▶ Task details
Write out the whole listing, matching it exactly.

▶ Records for the task
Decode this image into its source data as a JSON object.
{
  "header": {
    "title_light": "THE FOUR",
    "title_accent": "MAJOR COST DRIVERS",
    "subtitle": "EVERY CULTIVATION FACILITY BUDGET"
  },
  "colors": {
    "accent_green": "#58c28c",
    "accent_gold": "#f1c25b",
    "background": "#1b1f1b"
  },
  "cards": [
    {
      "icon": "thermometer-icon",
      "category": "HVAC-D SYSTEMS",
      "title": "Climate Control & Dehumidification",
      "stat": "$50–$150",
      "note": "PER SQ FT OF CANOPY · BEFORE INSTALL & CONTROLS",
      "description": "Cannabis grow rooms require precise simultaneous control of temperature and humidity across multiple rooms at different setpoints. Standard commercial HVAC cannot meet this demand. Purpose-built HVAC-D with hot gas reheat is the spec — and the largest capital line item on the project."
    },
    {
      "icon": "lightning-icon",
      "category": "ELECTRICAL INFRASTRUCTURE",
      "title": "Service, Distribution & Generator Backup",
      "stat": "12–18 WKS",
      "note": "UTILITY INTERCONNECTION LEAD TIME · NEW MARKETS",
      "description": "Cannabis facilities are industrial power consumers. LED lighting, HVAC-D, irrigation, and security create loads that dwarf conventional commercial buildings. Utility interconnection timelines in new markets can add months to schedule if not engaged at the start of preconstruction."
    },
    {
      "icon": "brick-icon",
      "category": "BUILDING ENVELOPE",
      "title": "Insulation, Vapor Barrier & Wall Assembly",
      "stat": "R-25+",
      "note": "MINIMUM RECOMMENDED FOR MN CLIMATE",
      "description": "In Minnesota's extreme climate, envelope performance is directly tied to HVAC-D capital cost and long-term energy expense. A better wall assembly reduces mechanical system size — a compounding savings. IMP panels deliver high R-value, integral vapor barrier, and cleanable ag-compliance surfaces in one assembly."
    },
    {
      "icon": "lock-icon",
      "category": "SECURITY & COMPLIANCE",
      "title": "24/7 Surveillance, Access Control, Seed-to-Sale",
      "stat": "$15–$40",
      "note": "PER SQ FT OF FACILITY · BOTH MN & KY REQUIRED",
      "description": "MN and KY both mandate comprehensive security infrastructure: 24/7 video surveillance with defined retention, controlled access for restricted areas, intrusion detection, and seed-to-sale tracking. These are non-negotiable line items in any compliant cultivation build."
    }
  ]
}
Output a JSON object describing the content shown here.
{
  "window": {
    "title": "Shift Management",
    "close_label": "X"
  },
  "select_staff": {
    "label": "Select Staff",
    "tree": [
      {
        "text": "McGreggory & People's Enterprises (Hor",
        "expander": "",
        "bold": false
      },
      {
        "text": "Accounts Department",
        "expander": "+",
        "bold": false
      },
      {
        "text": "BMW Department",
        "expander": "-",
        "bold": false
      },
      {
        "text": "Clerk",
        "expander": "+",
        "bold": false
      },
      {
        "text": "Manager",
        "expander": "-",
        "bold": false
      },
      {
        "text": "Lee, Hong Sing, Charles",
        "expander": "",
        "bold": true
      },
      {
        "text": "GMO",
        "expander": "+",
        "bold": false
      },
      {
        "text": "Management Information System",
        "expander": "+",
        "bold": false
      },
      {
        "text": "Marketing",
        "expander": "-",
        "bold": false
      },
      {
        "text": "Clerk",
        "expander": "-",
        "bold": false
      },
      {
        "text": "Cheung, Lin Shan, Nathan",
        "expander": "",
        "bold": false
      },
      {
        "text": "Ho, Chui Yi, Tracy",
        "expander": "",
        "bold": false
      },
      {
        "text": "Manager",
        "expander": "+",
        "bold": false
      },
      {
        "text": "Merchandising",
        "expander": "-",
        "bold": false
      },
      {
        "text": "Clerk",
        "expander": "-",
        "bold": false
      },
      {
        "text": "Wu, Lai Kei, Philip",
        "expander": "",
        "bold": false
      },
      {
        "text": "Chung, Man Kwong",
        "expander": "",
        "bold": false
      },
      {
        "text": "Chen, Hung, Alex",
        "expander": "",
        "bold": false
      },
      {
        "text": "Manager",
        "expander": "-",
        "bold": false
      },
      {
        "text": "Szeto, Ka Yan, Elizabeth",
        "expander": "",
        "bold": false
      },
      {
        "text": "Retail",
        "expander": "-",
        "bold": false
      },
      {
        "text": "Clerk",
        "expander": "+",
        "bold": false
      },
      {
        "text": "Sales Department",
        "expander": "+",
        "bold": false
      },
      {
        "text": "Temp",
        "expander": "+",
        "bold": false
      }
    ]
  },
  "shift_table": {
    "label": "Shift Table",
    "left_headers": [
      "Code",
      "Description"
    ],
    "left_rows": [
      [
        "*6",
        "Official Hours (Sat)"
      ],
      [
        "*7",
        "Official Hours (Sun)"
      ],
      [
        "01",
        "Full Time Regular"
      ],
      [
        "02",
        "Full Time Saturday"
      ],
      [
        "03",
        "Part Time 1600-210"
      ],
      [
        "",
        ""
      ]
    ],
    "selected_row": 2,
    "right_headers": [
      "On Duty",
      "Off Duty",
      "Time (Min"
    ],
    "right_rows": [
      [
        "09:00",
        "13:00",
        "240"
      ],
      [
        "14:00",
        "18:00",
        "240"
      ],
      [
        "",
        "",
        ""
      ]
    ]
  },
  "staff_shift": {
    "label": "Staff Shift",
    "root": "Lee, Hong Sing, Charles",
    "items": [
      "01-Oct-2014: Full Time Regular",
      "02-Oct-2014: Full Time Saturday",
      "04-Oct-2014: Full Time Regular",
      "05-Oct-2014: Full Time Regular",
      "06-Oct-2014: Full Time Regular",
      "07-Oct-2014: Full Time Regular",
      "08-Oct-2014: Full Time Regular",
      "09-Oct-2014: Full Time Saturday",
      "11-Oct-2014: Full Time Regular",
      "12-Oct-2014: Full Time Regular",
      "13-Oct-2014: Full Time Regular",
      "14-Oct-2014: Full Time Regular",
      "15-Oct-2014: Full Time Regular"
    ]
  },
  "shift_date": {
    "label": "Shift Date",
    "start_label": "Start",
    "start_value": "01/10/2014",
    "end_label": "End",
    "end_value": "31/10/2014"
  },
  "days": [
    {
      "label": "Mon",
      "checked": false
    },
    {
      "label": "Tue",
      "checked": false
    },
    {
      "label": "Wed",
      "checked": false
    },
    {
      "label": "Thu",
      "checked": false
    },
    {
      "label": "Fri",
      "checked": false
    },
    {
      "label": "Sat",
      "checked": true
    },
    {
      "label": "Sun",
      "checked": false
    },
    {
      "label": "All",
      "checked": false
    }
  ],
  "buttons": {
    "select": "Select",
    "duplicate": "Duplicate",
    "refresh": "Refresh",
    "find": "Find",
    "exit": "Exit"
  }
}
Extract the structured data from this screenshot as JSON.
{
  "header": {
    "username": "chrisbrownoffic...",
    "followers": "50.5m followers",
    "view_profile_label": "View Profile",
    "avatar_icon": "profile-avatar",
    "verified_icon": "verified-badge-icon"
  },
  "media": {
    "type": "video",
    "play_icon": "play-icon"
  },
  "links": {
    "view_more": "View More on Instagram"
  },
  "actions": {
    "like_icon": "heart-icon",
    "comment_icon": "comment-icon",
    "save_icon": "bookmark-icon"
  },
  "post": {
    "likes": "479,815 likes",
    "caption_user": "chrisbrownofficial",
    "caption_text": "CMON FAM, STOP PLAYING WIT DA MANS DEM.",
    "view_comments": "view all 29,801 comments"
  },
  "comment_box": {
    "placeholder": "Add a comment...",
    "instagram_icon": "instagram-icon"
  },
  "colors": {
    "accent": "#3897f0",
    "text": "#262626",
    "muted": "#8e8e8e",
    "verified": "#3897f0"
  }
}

▶ Task answer
Decode this image into its source data as a JSON object.
{
  "header": {
    "title_light": "THE FOUR",
    "title_accent": "MAJOR COST DRIVERS",
    "subtitle": "EVERY CULTIVATION FACILITY BUDGET"
  },
  "colors": {
    "accent_green": "#58c28c",
    "accent_gold": "#f1c25b",
    "background": "#1b1f1b"
  },
  "cards": [
    {
      "icon": "thermometer-icon",
      "category": "HVAC-D SYSTEMS",
      "title": "Climate Control & Dehumidification",
      "stat": "$50–$150",
      "note": "PER SQ FT OF CANOPY · BEFORE INSTALL & CONTROLS",
      "description": "Cannabis grow rooms require precise simultaneous control of temperature and humidity across multiple rooms at different setpoints. Standard commercial HVAC cannot meet this demand. Purpose-built HVAC-D with hot gas reheat is the spec — and the largest capital line item on the project."
    },
    {
      "icon": "lightning-icon",
      "category": "ELECTRICAL INFRASTRUCTURE",
      "title": "Service, Distribution & Generator Backup",
      "stat": "12–18 WKS",
      "note": "UTILITY INTERCONNECTION LEAD TIME · NEW MARKETS",
      "description": "Cannabis facilities are industrial power consumers. LED lighting, HVAC-D, irrigation, and security create loads that dwarf conventional commercial buildings. Utility interconnection timelines in new markets can add months to schedule if not engaged at the start of preconstruction."
    },
    {
      "icon": "brick-icon",
      "category": "BUILDING ENVELOPE",
      "title": "Insulation, Vapor Barrier & Wall Assembly",
      "stat": "R-25+",
      "note": "MINIMUM RECOMMENDED FOR MN CLIMATE",
      "description": "In Minnesota's extreme climate, envelope performance is directly tied to HVAC-D capital cost and long-term energy expense. A better wall assembly reduces mechanical system size — a compounding savings. IMP panels deliver high R-value, integral vapor barrier, and cleanable ag-compliance surfaces in one assembly."
    },
    {
      "icon": "lock-icon",
      "category": "SECURITY & COMPLIANCE",
      "title": "24/7 Surveillance, Access Control, Seed-to-Sale",
      "stat": "$15–$40",
      "note": "PER SQ FT OF FACILITY · BOTH MN & KY REQUIRED",
      "description": "MN and KY both mandate comprehensive security infrastructure: 24/7 video surveillance with defined retention, controlled access for restricted areas, intrusion detection, and seed-to-sale tracking. These are non-negotiable line items in any compliant cultivation build."
    }
  ]
}
Output a JSON object describing the content shown here.
{
  "window": {
    "title": "Shift Management",
    "close_label": "X"
  },
  "select_staff": {
    "label": "Select Staff",
    "tree": [
      {
        "text": "McGreggory & People's Enterprises (Hor",
        "expander": "",
        "bold": false
      },
      {
        "text": "Accounts Department",
        "expander": "+",
        "bold": false
      },
      {
        "text": "BMW Department",
        "expander": "-",
        "bold": false
      },
      {
        "text": "Clerk",
        "expander": "+",
        "bold": false
      },
      {
        "text": "Manager",
        "expander": "-",
        "bold": false
      },
      {
        "text": "Lee, Hong Sing, Charles",
        "expander": "",
        "bold": true
      },
      {
        "text": "GMO",
        "expander": "+",
        "bold": false
      },
      {
        "text": "Management Information System",
        "expander": "+",
        "bold": false
      },
      {
        "text": "Marketing",
        "expander": "-",
        "bold": false
      },
      {
        "text": "Clerk",
        "expander": "-",
        "bold": false
      },
      {
        "text": "Cheung, Lin Shan, Nathan",
        "expander": "",
        "bold": false
      },
      {
        "text": "Ho, Chui Yi, Tracy",
        "expander": "",
        "bold": false
      },
      {
        "text": "Manager",
        "expander": "+",
        "bold": false
      },
      {
        "text": "Merchandising",
        "expander": "-",
        "bold": false
      },
      {
        "text": "Clerk",
        "expander": "-",
        "bold": false
      },
      {
        "text": "Wu, Lai Kei, Philip",
        "expander": "",
        "bold": false
      },
      {
        "text": "Chung, Man Kwong",
        "expander": "",
        "bold": false
      },
      {
        "text": "Chen, Hung, Alex",
        "expander": "",
        "bold": false
      },
      {
        "text": "Manager",
        "expander": "-",
        "bold": false
      },
      {
        "text": "Szeto, Ka Yan, Elizabeth",
        "expander": "",
        "bold": false
      },
      {
        "text": "Retail",
        "expander": "-",
        "bold": false
      },
      {
        "text": "Clerk",
        "expander": "+",
        "bold": false
      },
      {
        "text": "Sales Department",
        "expander": "+",
        "bold": false
      },
      {
        "text": "Temp",
        "expander": "+",
        "bold": false
      }
    ]
  },
  "shift_table": {
    "label": "Shift Table",
    "left_headers": [
      "Code",
      "Description"
    ],
    "left_rows": [
      [
        "*6",
        "Official Hours (Sat)"
      ],
      [
        "*7",
        "Official Hours (Sun)"
      ],
      [
        "01",
        "Full Time Regular"
      ],
      [
        "02",
        "Full Time Saturday"
      ],
      [
        "03",
        "Part Time 1600-210"
      ],
      [
        "",
        ""
      ]
    ],
    "selected_row": 2,
    "right_headers": [
      "On Duty",
      "Off Duty",
      "Time (Min"
    ],
    "right_rows": [
      [
        "09:00",
        "13:00",
        "240"
      ],
      [
        "14:00",
        "18:00",
        "240"
      ],
      [
        "",
        "",
        ""
      ]
    ]
  },
  "staff_shift": {
    "label": "Staff Shift",
    "root": "Lee, Hong Sing, Charles",
    "items": [
      "01-Oct-2014: Full Time Regular",
      "02-Oct-2014: Full Time Saturday",
      "04-Oct-2014: Full Time Regular",
      "05-Oct-2014: Full Time Regular",
      "06-Oct-2014: Full Time Regular",
      "07-Oct-2014: Full Time Regular",
      "08-Oct-2014: Full Time Regular",
      "09-Oct-2014: Full Time Saturday",
      "11-Oct-2014: Full Time Regular",
      "12-Oct-2014: Full Time Regular",
      "13-Oct-2014: Full Time Regular",
      "14-Oct-2014: Full Time Regular",
      "15-Oct-2014: Full Time Regular"
    ]
  },
  "shift_date": {
    "label": "Shift Date",
    "start_label": "Start",
    "start_value": "01/10/2014",
    "end_label": "End",
    "end_value": "31/10/2014"
  },
  "days": [
    {
      "label": "Mon",
      "checked": false
    },
    {
      "label": "Tue",
      "checked": false
    },
    {
      "label": "Wed",
      "checked": false
    },
    {
      "label": "Thu",
      "checked": false
    },
    {
      "label": "Fri",
      "checked": false
    },
    {
      "label": "Sat",
      "checked": true
    },
    {
      "label": "Sun",
      "checked": false
    },
    {
      "label": "All",
      "checked": false
    }
  ],
  "buttons": {
    "select": "Select",
    "duplicate": "Duplicate",
    "refresh": "Refresh",
    "find": "Find",
    "exit": "Exit"
  }
}
Extract the structured data from this screenshot as JSON.
{
  "header": {
    "username": "chrisbrownoffic...",
    "followers": "50.5m followers",
    "view_profile_label": "View Profile",
    "avatar_icon": "profile-avatar",
    "verified_icon": "verified-badge-icon"
  },
  "media": {
    "type": "video",
    "play_icon": "play-icon"
  },
  "links": {
    "view_more": "View More on Instagram"
  },
  "actions": {
    "like_icon": "heart-icon",
    "comment_icon": "comment-icon",
    "save_icon": "bookmark-icon"
  },
  "post": {
    "likes": "479,815 likes",
    "caption_user": "chrisbrownofficial",
    "caption_text": "CMON FAM, STOP PLAYING WIT DA MANS DEM.",
    "view_comments": "view all 29,801 comments"
  },
  "comment_box": {
    "placeholder": "Add a comment...",
    "instagram_icon": "instagram-icon"
  },
  "colors": {
    "accent": "#3897f0",
    "text": "#262626",
    "muted": "#8e8e8e",
    "verified": "#3897f0"
  }
}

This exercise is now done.